An exact copy of all the data is required, with pictures left out.

___ DATASET CONTENT

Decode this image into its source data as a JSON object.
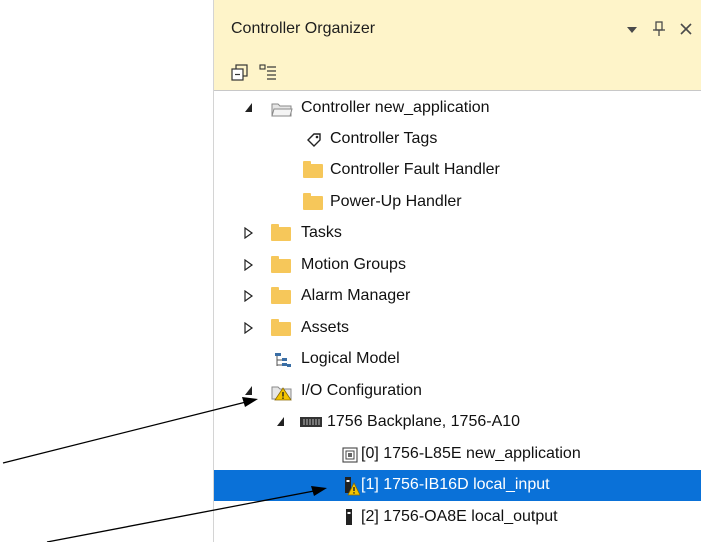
{
  "panel": {
    "title": "Controller Organizer",
    "controls": [
      "▾",
      "ᴾ",
      "✕"
    ]
  },
  "tree": [
    {
      "label": "Controller new_application"
    },
    {
      "label": "Controller Tags"
    },
    {
      "label": "Controller Fault Handler"
    },
    {
      "label": "Power-Up Handler"
    },
    {
      "label": "Tasks"
    },
    {
      "label": "Motion Groups"
    },
    {
      "label": "Alarm Manager"
    },
    {
      "label": "Assets"
    },
    {
      "label": "Logical Model"
    },
    {
      "label": "I/O Configuration"
    },
    {
      "label": "1756 Backplane, 1756-A10"
    },
    {
      "label": "[0] 1756-L85E new_application"
    },
    {
      "label": "[1] 1756-IB16D local_input",
      "selected": true
    },
    {
      "label": "[2] 1756-OA8E local_output"
    }
  ],
  "colors": {
    "titlebar": "#fef4c9",
    "selection": "#0a71d8",
    "folder": "#f6c75a",
    "warning": "#f4c400"
  }
}
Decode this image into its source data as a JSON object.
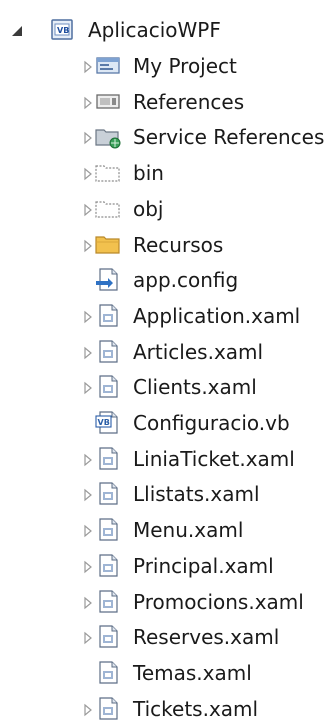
{
  "tree": {
    "root": {
      "label": "AplicacioWPF",
      "icon": "vb-project-icon",
      "expanded": true
    },
    "items": [
      {
        "label": "My Project",
        "icon": "my-project-icon",
        "expander": "collapsed"
      },
      {
        "label": "References",
        "icon": "references-icon",
        "expander": "collapsed"
      },
      {
        "label": "Service References",
        "icon": "service-references-icon",
        "expander": "collapsed"
      },
      {
        "label": "bin",
        "icon": "folder-outline-icon",
        "expander": "collapsed"
      },
      {
        "label": "obj",
        "icon": "folder-outline-icon",
        "expander": "collapsed"
      },
      {
        "label": "Recursos",
        "icon": "folder-icon",
        "expander": "collapsed"
      },
      {
        "label": "app.config",
        "icon": "config-file-icon",
        "expander": "none"
      },
      {
        "label": "Application.xaml",
        "icon": "xaml-file-icon",
        "expander": "collapsed"
      },
      {
        "label": "Articles.xaml",
        "icon": "xaml-file-icon",
        "expander": "collapsed"
      },
      {
        "label": "Clients.xaml",
        "icon": "xaml-file-icon",
        "expander": "collapsed"
      },
      {
        "label": "Configuracio.vb",
        "icon": "vb-file-icon",
        "expander": "none"
      },
      {
        "label": "LiniaTicket.xaml",
        "icon": "xaml-file-icon",
        "expander": "collapsed"
      },
      {
        "label": "Llistats.xaml",
        "icon": "xaml-file-icon",
        "expander": "collapsed"
      },
      {
        "label": "Menu.xaml",
        "icon": "xaml-file-icon",
        "expander": "collapsed"
      },
      {
        "label": "Principal.xaml",
        "icon": "xaml-file-icon",
        "expander": "collapsed"
      },
      {
        "label": "Promocions.xaml",
        "icon": "xaml-file-icon",
        "expander": "collapsed"
      },
      {
        "label": "Reserves.xaml",
        "icon": "xaml-file-icon",
        "expander": "collapsed"
      },
      {
        "label": "Temas.xaml",
        "icon": "xaml-file-icon",
        "expander": "none"
      },
      {
        "label": "Tickets.xaml",
        "icon": "xaml-file-icon",
        "expander": "collapsed"
      }
    ]
  }
}
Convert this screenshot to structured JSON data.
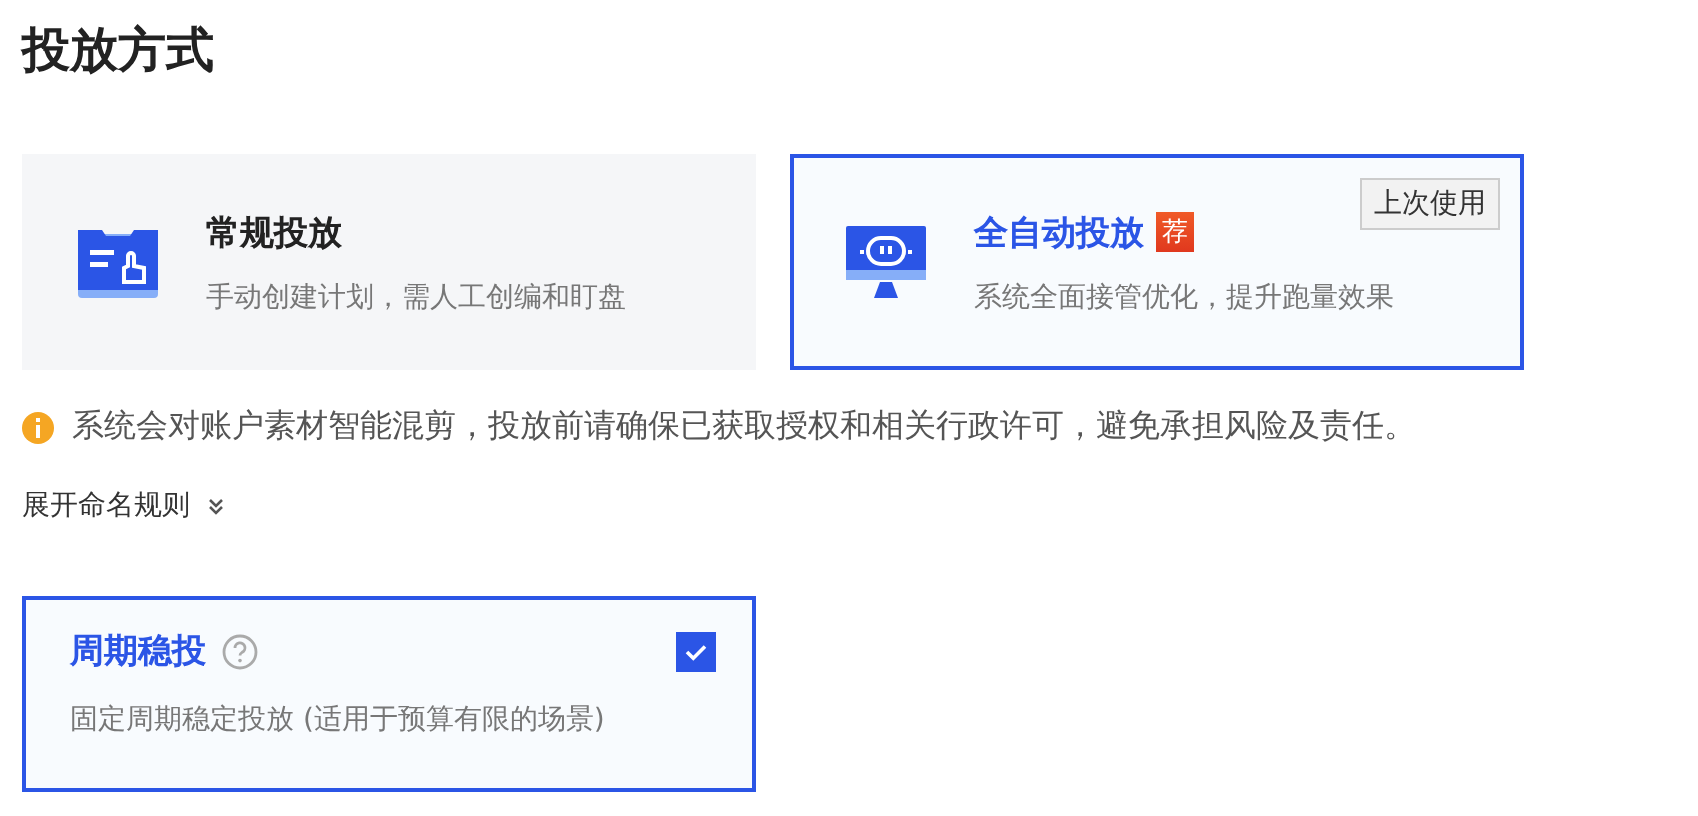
{
  "title": "投放方式",
  "modes": [
    {
      "kind": "manual",
      "name": "常规投放",
      "desc": "手动创建计划，需人工创编和盯盘",
      "selected": false
    },
    {
      "kind": "auto",
      "name": "全自动投放",
      "badge": "荐",
      "tag": "上次使用",
      "desc": "系统全面接管优化，提升跑量效果",
      "selected": true
    }
  ],
  "notice": "系统会对账户素材智能混剪，投放前请确保已获取授权和相关行政许可，避免承担风险及责任。",
  "expand_link": "展开命名规则",
  "option": {
    "name": "周期稳投",
    "desc": "固定周期稳定投放 (适用于预算有限的场景)",
    "checked": true,
    "selected": true
  }
}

______

> ANSWER TO THIS PROBLEM:
Decode this image into its source data as a JSON object.
{
  "panel": {
    "title": "Controller Organizer",
    "controls": [
      "▾",
      "ᴾ",
      "✕"
    ]
  },
  "tree": [
    {
      "label": "Controller new_application"
    },
    {
      "label": "Controller Tags"
    },
    {
      "label": "Controller Fault Handler"
    },
    {
      "label": "Power-Up Handler"
    },
    {
      "label": "Tasks"
    },
    {
      "label": "Motion Groups"
    },
    {
      "label": "Alarm Manager"
    },
    {
      "label": "Assets"
    },
    {
      "label": "Logical Model"
    },
    {
      "label": "I/O Configuration"
    },
    {
      "label": "1756 Backplane, 1756-A10"
    },
    {
      "label": "[0] 1756-L85E new_application"
    },
    {
      "label": "[1] 1756-IB16D local_input",
      "selected": true
    },
    {
      "label": "[2] 1756-OA8E local_output"
    }
  ],
  "colors": {
    "titlebar": "#fef4c9",
    "selection": "#0a71d8",
    "folder": "#f6c75a",
    "warning": "#f4c400"
  }
}
Decode this image into its source data as a JSON object.
{
  "tree": {
    "root": {
      "label": "AplicacioWPF",
      "icon": "vb-project-icon",
      "expanded": true
    },
    "items": [
      {
        "label": "My Project",
        "icon": "my-project-icon",
        "expander": "collapsed"
      },
      {
        "label": "References",
        "icon": "references-icon",
        "expander": "collapsed"
      },
      {
        "label": "Service References",
        "icon": "service-references-icon",
        "expander": "collapsed"
      },
      {
        "label": "bin",
        "icon": "folder-outline-icon",
        "expander": "collapsed"
      },
      {
        "label": "obj",
        "icon": "folder-outline-icon",
        "expander": "collapsed"
      },
      {
        "label": "Recursos",
        "icon": "folder-icon",
        "expander": "collapsed"
      },
      {
        "label": "app.config",
        "icon": "config-file-icon",
        "expander": "none"
      },
      {
        "label": "Application.xaml",
        "icon": "xaml-file-icon",
        "expander": "collapsed"
      },
      {
        "label": "Articles.xaml",
        "icon": "xaml-file-icon",
        "expander": "collapsed"
      },
      {
        "label": "Clients.xaml",
        "icon": "xaml-file-icon",
        "expander": "collapsed"
      },
      {
        "label": "Configuracio.vb",
        "icon": "vb-file-icon",
        "expander": "none"
      },
      {
        "label": "LiniaTicket.xaml",
        "icon": "xaml-file-icon",
        "expander": "collapsed"
      },
      {
        "label": "Llistats.xaml",
        "icon": "xaml-file-icon",
        "expander": "collapsed"
      },
      {
        "label": "Menu.xaml",
        "icon": "xaml-file-icon",
        "expander": "collapsed"
      },
      {
        "label": "Principal.xaml",
        "icon": "xaml-file-icon",
        "expander": "collapsed"
      },
      {
        "label": "Promocions.xaml",
        "icon": "xaml-file-icon",
        "expander": "collapsed"
      },
      {
        "label": "Reserves.xaml",
        "icon": "xaml-file-icon",
        "expander": "collapsed"
      },
      {
        "label": "Temas.xaml",
        "icon": "xaml-file-icon",
        "expander": "none"
      },
      {
        "label": "Tickets.xaml",
        "icon": "xaml-file-icon",
        "expander": "collapsed"
      }
    ]
  }
}
Convert this screenshot to structured JSON data.
{
  "title": "投放方式",
  "modes": [
    {
      "kind": "manual",
      "name": "常规投放",
      "desc": "手动创建计划，需人工创编和盯盘",
      "selected": false
    },
    {
      "kind": "auto",
      "name": "全自动投放",
      "badge": "荐",
      "tag": "上次使用",
      "desc": "系统全面接管优化，提升跑量效果",
      "selected": true
    }
  ],
  "notice": "系统会对账户素材智能混剪，投放前请确保已获取授权和相关行政许可，避免承担风险及责任。",
  "expand_link": "展开命名规则",
  "option": {
    "name": "周期稳投",
    "desc": "固定周期稳定投放 (适用于预算有限的场景)",
    "checked": true,
    "selected": true
  }
}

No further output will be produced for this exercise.